[Records that describe figures]
= = = =

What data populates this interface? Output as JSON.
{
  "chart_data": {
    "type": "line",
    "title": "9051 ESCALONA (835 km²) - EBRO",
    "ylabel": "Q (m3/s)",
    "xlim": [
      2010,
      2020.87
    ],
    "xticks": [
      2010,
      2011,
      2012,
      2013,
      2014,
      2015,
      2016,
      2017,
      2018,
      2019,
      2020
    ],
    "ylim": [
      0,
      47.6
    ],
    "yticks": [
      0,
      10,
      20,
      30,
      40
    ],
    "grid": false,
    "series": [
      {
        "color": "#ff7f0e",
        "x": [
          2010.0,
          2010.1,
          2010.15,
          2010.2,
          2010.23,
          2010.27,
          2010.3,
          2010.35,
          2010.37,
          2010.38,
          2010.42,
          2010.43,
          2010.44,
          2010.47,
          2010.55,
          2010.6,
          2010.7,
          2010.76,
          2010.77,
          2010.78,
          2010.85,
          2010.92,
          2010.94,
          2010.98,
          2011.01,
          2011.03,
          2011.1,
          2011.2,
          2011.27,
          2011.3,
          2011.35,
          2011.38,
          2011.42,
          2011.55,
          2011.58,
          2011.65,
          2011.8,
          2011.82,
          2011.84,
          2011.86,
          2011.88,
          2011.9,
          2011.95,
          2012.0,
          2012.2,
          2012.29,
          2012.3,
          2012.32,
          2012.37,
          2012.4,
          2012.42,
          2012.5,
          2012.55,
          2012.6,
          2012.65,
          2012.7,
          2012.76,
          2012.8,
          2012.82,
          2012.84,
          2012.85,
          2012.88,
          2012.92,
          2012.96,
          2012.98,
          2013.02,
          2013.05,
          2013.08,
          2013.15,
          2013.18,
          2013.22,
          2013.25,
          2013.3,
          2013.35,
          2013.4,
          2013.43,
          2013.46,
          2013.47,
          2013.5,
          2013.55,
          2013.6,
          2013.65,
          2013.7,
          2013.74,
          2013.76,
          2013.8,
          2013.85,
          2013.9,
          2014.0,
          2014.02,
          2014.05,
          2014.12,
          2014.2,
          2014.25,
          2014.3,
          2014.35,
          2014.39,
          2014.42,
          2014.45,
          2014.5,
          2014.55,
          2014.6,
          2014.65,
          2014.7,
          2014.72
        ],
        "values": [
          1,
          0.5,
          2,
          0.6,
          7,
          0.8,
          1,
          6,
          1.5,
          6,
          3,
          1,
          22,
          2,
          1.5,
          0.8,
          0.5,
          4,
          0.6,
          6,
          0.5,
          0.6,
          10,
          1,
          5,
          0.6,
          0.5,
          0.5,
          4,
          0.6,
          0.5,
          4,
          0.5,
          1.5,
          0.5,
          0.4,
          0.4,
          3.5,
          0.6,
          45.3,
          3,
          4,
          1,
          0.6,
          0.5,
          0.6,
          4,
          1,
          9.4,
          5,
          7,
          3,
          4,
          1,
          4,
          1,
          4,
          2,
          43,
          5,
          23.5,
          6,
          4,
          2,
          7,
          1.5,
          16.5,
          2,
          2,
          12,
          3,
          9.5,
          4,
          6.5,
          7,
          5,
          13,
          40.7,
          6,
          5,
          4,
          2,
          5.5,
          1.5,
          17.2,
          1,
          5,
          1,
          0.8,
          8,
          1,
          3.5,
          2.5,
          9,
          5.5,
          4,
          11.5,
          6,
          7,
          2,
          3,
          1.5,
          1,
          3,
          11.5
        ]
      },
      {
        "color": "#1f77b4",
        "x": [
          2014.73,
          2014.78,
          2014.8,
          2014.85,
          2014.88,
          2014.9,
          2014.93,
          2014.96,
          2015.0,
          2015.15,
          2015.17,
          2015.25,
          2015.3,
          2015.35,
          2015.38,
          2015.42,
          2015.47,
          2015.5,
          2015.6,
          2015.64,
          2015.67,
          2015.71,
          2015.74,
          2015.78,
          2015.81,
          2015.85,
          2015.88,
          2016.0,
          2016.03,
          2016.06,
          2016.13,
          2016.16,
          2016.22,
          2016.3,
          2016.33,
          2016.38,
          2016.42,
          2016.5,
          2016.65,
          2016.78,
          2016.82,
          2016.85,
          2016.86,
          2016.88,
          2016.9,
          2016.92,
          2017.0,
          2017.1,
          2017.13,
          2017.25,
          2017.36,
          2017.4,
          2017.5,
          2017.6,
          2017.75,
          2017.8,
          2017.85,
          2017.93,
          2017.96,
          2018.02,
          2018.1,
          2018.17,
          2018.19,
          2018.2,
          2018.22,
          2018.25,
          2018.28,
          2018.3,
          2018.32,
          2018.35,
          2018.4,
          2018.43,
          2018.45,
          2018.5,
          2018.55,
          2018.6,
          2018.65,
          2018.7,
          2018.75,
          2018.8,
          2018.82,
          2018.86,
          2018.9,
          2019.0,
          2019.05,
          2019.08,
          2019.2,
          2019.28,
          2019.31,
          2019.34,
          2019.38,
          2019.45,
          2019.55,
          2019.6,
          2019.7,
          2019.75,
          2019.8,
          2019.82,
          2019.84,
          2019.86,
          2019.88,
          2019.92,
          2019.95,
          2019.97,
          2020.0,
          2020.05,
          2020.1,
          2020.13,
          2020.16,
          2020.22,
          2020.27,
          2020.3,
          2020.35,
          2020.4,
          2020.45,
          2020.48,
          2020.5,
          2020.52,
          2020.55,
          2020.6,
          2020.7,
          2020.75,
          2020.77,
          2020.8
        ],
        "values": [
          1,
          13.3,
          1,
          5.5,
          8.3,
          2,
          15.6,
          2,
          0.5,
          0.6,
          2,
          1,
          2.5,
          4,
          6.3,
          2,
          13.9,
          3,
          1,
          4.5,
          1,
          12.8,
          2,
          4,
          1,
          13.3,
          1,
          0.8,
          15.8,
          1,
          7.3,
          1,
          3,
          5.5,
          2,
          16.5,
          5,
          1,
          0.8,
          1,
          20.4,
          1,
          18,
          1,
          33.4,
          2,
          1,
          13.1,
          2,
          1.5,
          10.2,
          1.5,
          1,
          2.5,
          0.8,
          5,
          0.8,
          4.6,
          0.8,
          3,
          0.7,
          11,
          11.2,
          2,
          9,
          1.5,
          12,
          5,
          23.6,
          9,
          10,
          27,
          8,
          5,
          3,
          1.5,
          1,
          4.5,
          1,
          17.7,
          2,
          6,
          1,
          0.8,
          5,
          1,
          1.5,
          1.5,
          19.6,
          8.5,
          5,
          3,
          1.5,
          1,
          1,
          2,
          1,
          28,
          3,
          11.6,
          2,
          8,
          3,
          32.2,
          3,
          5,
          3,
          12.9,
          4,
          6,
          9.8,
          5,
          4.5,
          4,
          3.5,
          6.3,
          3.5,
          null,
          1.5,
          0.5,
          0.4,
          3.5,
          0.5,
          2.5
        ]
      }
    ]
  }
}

= = = =

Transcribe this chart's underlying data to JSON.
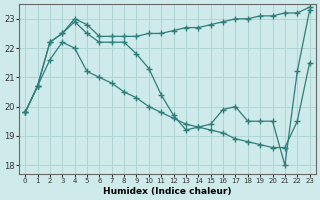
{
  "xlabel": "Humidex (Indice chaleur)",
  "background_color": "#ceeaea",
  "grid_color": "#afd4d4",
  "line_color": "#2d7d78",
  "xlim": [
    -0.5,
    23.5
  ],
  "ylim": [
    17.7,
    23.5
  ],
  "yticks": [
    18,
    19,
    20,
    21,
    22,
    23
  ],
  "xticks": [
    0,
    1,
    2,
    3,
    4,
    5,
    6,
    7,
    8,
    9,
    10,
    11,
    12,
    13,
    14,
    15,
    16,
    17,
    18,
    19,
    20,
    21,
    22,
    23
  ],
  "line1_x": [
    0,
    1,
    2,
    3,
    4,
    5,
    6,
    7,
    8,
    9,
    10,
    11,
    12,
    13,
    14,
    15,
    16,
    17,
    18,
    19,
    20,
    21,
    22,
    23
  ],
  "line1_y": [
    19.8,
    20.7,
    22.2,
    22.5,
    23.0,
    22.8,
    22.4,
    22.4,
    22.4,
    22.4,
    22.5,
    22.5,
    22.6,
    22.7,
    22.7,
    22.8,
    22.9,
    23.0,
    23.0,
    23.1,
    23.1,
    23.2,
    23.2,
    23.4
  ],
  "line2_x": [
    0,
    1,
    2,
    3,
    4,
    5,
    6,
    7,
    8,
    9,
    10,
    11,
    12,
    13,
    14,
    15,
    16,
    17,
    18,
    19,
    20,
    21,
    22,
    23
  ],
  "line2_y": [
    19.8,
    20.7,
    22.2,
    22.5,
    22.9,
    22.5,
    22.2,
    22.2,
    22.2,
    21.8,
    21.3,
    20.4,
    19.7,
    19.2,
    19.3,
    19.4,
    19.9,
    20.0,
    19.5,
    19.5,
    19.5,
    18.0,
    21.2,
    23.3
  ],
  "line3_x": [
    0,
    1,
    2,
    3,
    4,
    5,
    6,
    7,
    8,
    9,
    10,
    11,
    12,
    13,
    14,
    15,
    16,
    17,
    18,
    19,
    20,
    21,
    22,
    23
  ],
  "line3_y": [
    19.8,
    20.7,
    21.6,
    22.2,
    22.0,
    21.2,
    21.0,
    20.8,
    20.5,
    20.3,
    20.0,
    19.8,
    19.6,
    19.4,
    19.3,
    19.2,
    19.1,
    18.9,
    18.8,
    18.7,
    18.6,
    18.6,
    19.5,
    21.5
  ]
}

= = = =

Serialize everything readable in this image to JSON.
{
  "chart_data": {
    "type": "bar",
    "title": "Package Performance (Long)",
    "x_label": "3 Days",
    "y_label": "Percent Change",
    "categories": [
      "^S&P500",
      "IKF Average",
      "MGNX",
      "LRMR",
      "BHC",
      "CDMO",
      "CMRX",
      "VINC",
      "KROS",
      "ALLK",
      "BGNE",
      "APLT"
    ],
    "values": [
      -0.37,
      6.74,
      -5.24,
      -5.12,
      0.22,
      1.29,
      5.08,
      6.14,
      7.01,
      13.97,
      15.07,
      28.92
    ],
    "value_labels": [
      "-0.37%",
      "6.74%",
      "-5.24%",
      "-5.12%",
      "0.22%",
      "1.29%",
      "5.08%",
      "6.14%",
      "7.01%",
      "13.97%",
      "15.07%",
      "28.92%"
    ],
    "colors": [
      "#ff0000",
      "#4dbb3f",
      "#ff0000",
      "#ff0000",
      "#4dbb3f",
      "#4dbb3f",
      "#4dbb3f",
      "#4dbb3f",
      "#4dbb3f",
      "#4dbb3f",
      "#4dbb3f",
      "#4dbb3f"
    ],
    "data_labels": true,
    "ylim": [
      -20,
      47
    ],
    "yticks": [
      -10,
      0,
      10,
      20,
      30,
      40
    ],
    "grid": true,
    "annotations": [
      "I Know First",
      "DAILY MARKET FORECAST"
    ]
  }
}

= = = =

→ **Written task**
Pull out every line containing "this".

→ **Task output**
What data populates this interface? Output as JSON.
Transcribe this chart's underlying data to JSON.
Serialize everything readable in this image to JSON.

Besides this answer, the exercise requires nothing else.